▶ [RECORDS SUPPLIED]
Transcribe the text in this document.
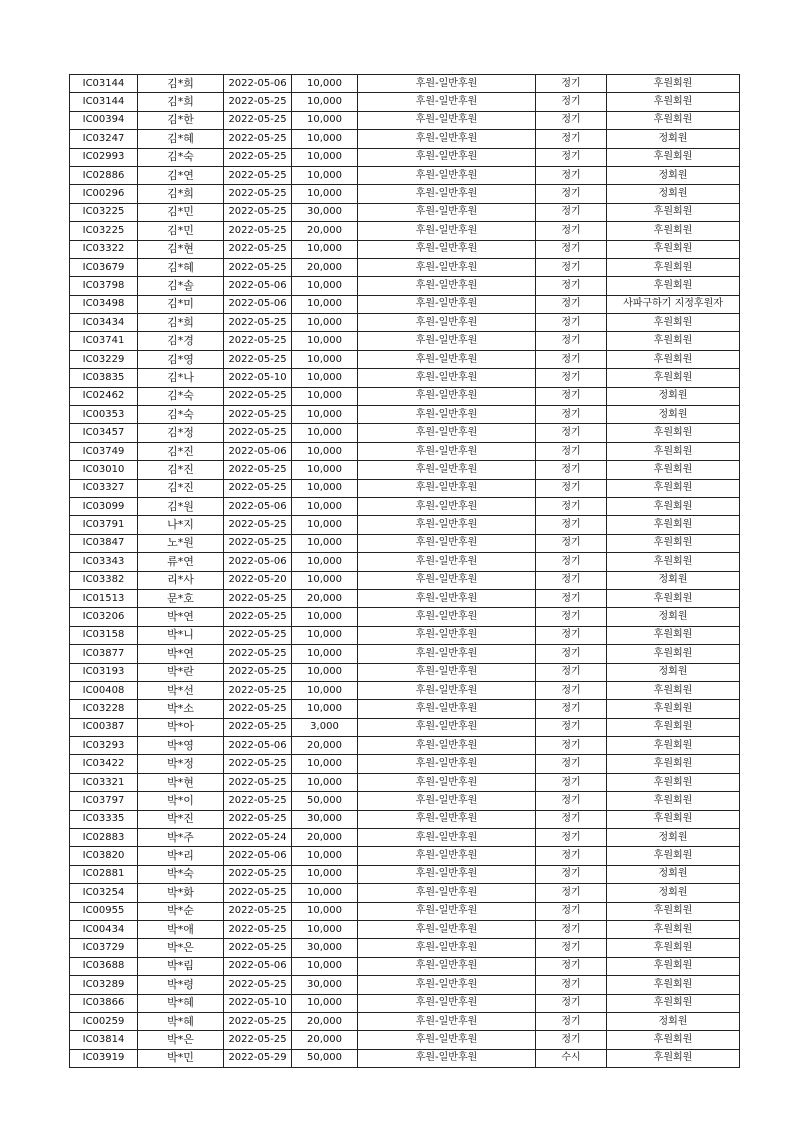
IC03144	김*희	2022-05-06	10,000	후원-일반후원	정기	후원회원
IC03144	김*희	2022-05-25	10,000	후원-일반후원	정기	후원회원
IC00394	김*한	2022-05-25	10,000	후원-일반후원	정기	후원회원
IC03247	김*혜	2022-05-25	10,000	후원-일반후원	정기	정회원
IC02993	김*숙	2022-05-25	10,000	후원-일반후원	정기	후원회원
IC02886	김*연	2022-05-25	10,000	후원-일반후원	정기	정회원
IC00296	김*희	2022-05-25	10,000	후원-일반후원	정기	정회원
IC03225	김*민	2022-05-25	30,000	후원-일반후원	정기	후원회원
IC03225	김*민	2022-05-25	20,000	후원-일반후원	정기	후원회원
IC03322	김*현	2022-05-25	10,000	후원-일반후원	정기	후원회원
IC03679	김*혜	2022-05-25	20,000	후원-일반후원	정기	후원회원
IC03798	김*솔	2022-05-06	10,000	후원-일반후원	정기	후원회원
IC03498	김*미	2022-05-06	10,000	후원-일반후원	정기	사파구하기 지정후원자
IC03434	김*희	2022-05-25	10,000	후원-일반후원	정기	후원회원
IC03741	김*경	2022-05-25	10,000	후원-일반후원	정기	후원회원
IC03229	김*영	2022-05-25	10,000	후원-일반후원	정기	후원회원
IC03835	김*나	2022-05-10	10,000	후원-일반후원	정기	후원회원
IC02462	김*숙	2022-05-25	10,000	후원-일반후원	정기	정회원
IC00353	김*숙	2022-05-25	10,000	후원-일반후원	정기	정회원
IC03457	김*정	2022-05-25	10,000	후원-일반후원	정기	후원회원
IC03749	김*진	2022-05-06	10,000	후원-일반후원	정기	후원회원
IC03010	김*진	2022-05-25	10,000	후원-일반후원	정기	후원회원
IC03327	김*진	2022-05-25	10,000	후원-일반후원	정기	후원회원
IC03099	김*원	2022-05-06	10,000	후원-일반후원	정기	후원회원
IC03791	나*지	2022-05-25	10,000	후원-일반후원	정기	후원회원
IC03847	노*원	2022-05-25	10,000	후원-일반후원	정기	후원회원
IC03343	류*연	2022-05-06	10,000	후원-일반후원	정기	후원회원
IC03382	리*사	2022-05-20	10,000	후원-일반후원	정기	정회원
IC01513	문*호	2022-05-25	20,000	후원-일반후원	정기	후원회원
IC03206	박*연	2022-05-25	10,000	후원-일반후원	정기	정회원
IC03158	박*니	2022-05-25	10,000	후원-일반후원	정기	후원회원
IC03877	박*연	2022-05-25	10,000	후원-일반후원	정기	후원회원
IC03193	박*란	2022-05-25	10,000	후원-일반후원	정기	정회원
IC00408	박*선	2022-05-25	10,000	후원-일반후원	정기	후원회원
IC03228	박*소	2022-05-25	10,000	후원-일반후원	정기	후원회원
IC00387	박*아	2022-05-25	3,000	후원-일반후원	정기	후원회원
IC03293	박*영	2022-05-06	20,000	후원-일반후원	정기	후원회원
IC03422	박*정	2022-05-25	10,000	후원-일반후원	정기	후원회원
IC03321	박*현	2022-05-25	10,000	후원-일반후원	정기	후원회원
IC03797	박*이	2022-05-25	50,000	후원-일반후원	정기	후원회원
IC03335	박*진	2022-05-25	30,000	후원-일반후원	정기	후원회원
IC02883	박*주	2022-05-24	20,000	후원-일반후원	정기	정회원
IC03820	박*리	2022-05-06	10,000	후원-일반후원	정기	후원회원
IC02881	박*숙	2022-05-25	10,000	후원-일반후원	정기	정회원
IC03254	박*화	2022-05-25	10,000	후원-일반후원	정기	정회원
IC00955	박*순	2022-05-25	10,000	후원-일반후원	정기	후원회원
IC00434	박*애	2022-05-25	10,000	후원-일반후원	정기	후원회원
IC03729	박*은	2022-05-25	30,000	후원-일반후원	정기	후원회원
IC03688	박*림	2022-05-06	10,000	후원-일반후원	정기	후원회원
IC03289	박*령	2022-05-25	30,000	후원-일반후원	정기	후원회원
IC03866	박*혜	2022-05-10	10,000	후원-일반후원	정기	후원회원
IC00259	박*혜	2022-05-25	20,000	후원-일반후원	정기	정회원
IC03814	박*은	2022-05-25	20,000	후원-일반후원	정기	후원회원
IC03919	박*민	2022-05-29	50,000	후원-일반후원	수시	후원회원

▶ [REQUIREMENTS] Except for the pictures, print the data above exactly.

▶ [CORRECT OUTPUT]
Transcribe the text in this document.
IC03144	김*희	2022-05-06	10,000	후원-일반후원	정기	후원회원
IC03144	김*희	2022-05-25	10,000	후원-일반후원	정기	후원회원
IC00394	김*한	2022-05-25	10,000	후원-일반후원	정기	후원회원
IC03247	김*혜	2022-05-25	10,000	후원-일반후원	정기	정회원
IC02993	김*숙	2022-05-25	10,000	후원-일반후원	정기	후원회원
IC02886	김*연	2022-05-25	10,000	후원-일반후원	정기	정회원
IC00296	김*희	2022-05-25	10,000	후원-일반후원	정기	정회원
IC03225	김*민	2022-05-25	30,000	후원-일반후원	정기	후원회원
IC03225	김*민	2022-05-25	20,000	후원-일반후원	정기	후원회원
IC03322	김*현	2022-05-25	10,000	후원-일반후원	정기	후원회원
IC03679	김*혜	2022-05-25	20,000	후원-일반후원	정기	후원회원
IC03798	김*솔	2022-05-06	10,000	후원-일반후원	정기	후원회원
IC03498	김*미	2022-05-06	10,000	후원-일반후원	정기	사파구하기 지정후원자
IC03434	김*희	2022-05-25	10,000	후원-일반후원	정기	후원회원
IC03741	김*경	2022-05-25	10,000	후원-일반후원	정기	후원회원
IC03229	김*영	2022-05-25	10,000	후원-일반후원	정기	후원회원
IC03835	김*나	2022-05-10	10,000	후원-일반후원	정기	후원회원
IC02462	김*숙	2022-05-25	10,000	후원-일반후원	정기	정회원
IC00353	김*숙	2022-05-25	10,000	후원-일반후원	정기	정회원
IC03457	김*정	2022-05-25	10,000	후원-일반후원	정기	후원회원
IC03749	김*진	2022-05-06	10,000	후원-일반후원	정기	후원회원
IC03010	김*진	2022-05-25	10,000	후원-일반후원	정기	후원회원
IC03327	김*진	2022-05-25	10,000	후원-일반후원	정기	후원회원
IC03099	김*원	2022-05-06	10,000	후원-일반후원	정기	후원회원
IC03791	나*지	2022-05-25	10,000	후원-일반후원	정기	후원회원
IC03847	노*원	2022-05-25	10,000	후원-일반후원	정기	후원회원
IC03343	류*연	2022-05-06	10,000	후원-일반후원	정기	후원회원
IC03382	리*사	2022-05-20	10,000	후원-일반후원	정기	정회원
IC01513	문*호	2022-05-25	20,000	후원-일반후원	정기	후원회원
IC03206	박*연	2022-05-25	10,000	후원-일반후원	정기	정회원
IC03158	박*니	2022-05-25	10,000	후원-일반후원	정기	후원회원
IC03877	박*연	2022-05-25	10,000	후원-일반후원	정기	후원회원
IC03193	박*란	2022-05-25	10,000	후원-일반후원	정기	정회원
IC00408	박*선	2022-05-25	10,000	후원-일반후원	정기	후원회원
IC03228	박*소	2022-05-25	10,000	후원-일반후원	정기	후원회원
IC00387	박*아	2022-05-25	3,000	후원-일반후원	정기	후원회원
IC03293	박*영	2022-05-06	20,000	후원-일반후원	정기	후원회원
IC03422	박*정	2022-05-25	10,000	후원-일반후원	정기	후원회원
IC03321	박*현	2022-05-25	10,000	후원-일반후원	정기	후원회원
IC03797	박*이	2022-05-25	50,000	후원-일반후원	정기	후원회원
IC03335	박*진	2022-05-25	30,000	후원-일반후원	정기	후원회원
IC02883	박*주	2022-05-24	20,000	후원-일반후원	정기	정회원
IC03820	박*리	2022-05-06	10,000	후원-일반후원	정기	후원회원
IC02881	박*숙	2022-05-25	10,000	후원-일반후원	정기	정회원
IC03254	박*화	2022-05-25	10,000	후원-일반후원	정기	정회원
IC00955	박*순	2022-05-25	10,000	후원-일반후원	정기	후원회원
IC00434	박*애	2022-05-25	10,000	후원-일반후원	정기	후원회원
IC03729	박*은	2022-05-25	30,000	후원-일반후원	정기	후원회원
IC03688	박*림	2022-05-06	10,000	후원-일반후원	정기	후원회원
IC03289	박*령	2022-05-25	30,000	후원-일반후원	정기	후원회원
IC03866	박*혜	2022-05-10	10,000	후원-일반후원	정기	후원회원
IC00259	박*혜	2022-05-25	20,000	후원-일반후원	정기	정회원
IC03814	박*은	2022-05-25	20,000	후원-일반후원	정기	후원회원
IC03919	박*민	2022-05-29	50,000	후원-일반후원	수시	후원회원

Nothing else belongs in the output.